§ Problem to solve
Will you output all of the data below exactly, omitting the images?

━━━━━━━━━━

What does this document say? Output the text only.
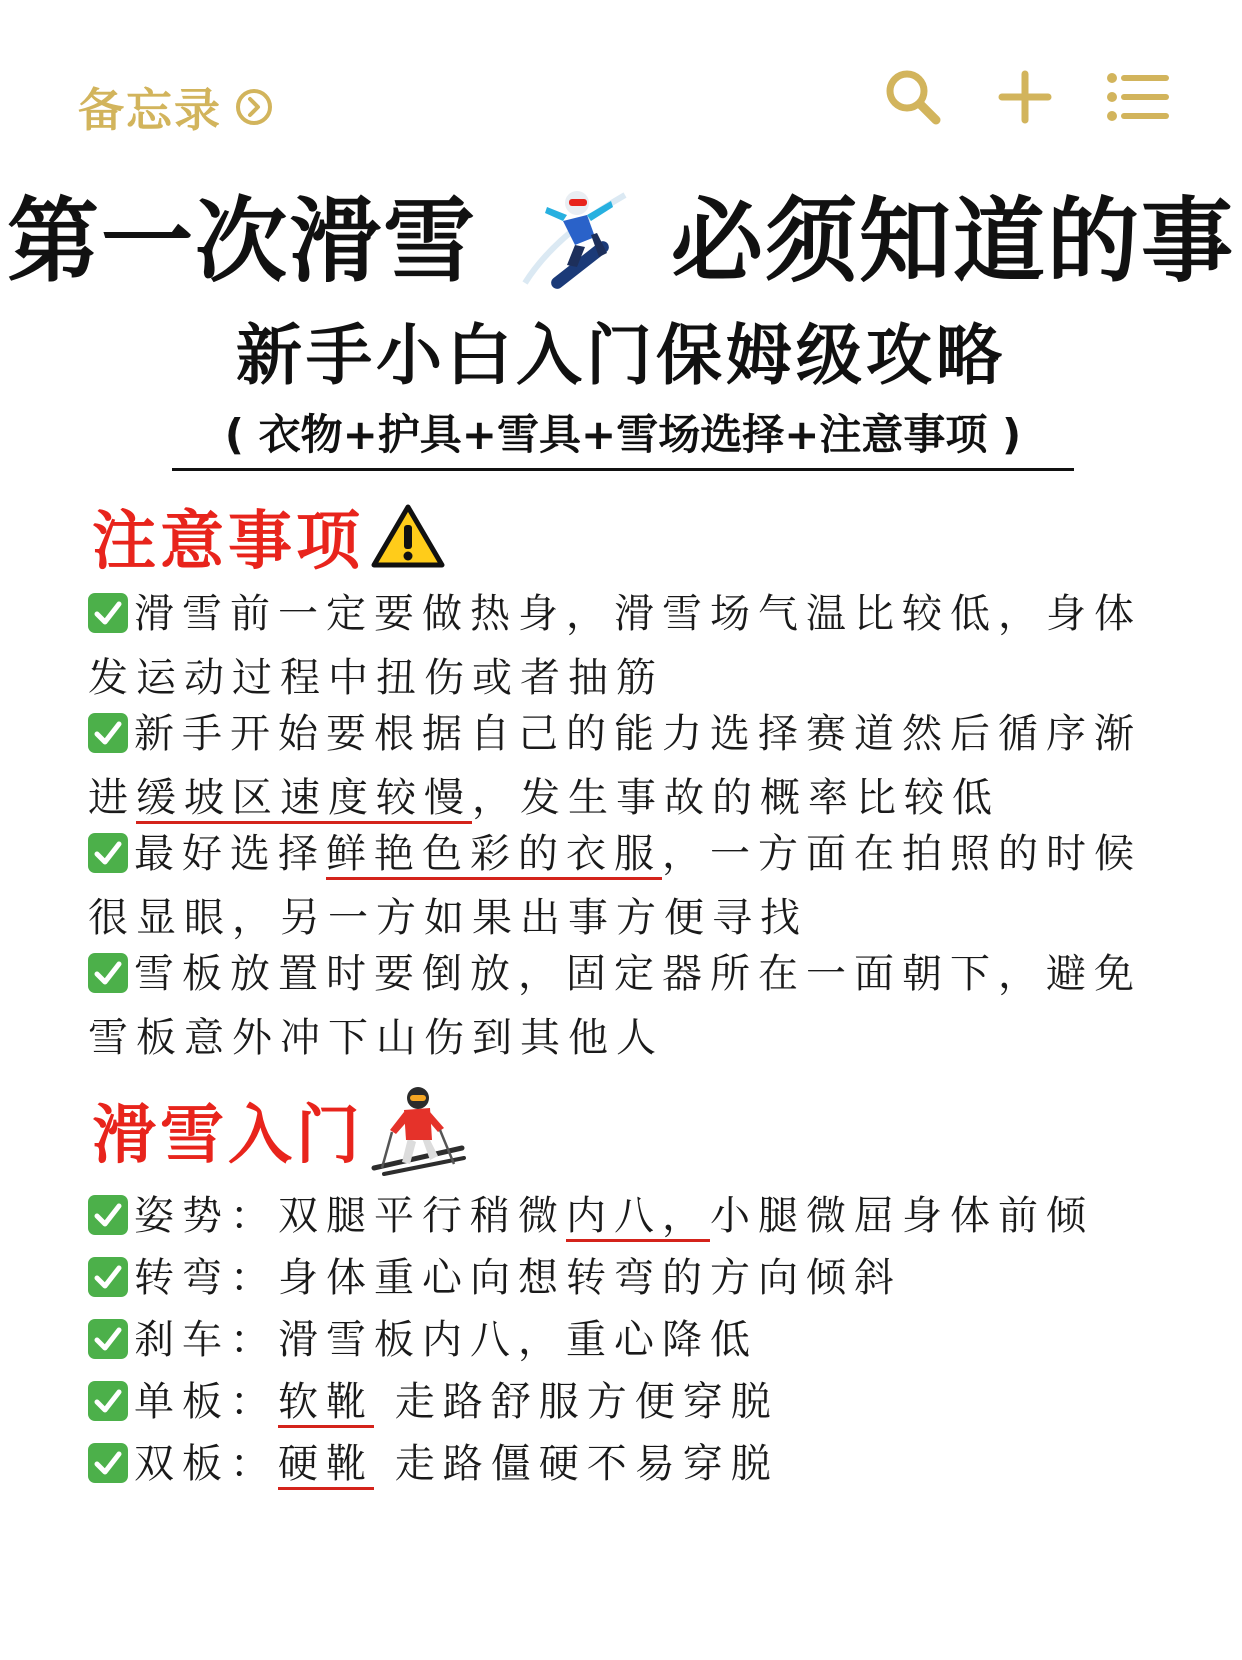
备忘录
第一次滑雪 必须知道的事
新手小白入门保姆级攻略
( 衣物+护具+雪具+雪场选择+注意事项 )
注意事项
滑雪前一定要做热身，滑雪场气温比较低，身体
发运动过程中扭伤或者抽筋
新手开始要根据自己的能力选择赛道然后循序渐
进缓坡区速度较慢，发生事故的概率比较低
最好选择鲜艳色彩的衣服，一方面在拍照的时候
很显眼，另一方如果出事方便寻找
雪板放置时要倒放，固定器所在一面朝下，避免
雪板意外冲下山伤到其他人
滑雪入门
姿势：双腿平行稍微内八，小腿微屈身体前倾
转弯：身体重心向想转弯的方向倾斜
刹车：滑雪板内八，重心降低
单板：软靴 走路舒服方便穿脱
双板：硬靴 走路僵硬不易穿脱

━━━━━━━━━━

§ Written response
What does this document say? Output the text only.
备忘录
第一次滑雪 必须知道的事
新手小白入门保姆级攻略
( 衣物+护具+雪具+雪场选择+注意事项 )
注意事项
滑雪前一定要做热身，滑雪场气温比较低，身体
发运动过程中扭伤或者抽筋
新手开始要根据自己的能力选择赛道然后循序渐
进缓坡区速度较慢，发生事故的概率比较低
最好选择鲜艳色彩的衣服，一方面在拍照的时候
很显眼，另一方如果出事方便寻找
雪板放置时要倒放，固定器所在一面朝下，避免
雪板意外冲下山伤到其他人
滑雪入门
姿势：双腿平行稍微内八，小腿微屈身体前倾
转弯：身体重心向想转弯的方向倾斜
刹车：滑雪板内八，重心降低
单板：软靴 走路舒服方便穿脱
双板：硬靴 走路僵硬不易穿脱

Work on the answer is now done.